## RECORDS PROVIDED
---

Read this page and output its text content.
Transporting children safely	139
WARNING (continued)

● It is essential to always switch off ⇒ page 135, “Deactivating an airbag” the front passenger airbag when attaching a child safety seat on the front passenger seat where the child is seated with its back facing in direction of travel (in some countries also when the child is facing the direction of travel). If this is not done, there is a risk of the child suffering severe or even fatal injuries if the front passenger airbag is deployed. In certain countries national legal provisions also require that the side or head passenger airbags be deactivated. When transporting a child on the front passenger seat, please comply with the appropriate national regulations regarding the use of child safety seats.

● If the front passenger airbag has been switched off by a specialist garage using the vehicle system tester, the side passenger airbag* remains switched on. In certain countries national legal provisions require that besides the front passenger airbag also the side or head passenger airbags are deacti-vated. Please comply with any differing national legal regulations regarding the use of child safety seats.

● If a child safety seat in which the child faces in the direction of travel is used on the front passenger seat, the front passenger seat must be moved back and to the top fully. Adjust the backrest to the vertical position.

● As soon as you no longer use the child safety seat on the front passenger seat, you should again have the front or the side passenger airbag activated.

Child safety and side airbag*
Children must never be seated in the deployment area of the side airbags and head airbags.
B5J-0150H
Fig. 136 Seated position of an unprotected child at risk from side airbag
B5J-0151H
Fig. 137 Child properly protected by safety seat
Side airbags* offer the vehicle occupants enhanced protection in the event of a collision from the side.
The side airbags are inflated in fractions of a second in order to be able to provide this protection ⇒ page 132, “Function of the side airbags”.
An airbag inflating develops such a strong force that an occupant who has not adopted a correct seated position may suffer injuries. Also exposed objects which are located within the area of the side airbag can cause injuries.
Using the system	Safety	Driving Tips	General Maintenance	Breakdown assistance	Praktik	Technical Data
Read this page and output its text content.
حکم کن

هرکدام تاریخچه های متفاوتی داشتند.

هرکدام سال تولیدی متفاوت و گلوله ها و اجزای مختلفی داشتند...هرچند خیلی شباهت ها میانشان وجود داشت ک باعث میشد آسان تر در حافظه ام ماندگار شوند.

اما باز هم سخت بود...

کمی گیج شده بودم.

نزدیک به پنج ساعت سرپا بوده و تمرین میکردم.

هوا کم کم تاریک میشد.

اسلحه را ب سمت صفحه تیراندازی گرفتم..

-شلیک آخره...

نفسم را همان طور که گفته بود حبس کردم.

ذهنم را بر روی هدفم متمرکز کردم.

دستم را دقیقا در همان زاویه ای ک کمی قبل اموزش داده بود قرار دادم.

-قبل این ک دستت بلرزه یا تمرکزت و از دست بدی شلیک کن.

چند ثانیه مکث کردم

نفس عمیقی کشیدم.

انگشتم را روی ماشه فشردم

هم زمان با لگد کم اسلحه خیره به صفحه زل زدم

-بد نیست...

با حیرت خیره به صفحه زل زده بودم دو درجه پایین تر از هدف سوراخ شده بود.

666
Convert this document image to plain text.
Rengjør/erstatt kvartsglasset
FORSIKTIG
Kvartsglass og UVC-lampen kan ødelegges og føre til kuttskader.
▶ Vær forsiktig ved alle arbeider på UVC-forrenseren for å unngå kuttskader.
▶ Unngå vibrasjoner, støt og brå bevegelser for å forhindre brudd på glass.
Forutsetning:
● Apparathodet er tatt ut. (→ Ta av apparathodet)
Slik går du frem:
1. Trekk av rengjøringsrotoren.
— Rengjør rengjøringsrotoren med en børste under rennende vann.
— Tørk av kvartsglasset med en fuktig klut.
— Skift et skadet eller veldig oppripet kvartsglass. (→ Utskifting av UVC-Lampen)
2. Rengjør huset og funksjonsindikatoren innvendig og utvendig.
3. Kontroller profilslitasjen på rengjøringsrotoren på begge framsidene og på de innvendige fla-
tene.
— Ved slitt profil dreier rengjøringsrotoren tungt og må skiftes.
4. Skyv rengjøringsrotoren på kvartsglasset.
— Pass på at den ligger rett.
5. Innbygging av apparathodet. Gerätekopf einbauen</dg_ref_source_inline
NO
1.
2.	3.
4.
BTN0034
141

---

## DIRECTIVE
State only how many lines in the material include "rengjøringsrotoren".

## ANSWER BELOW
5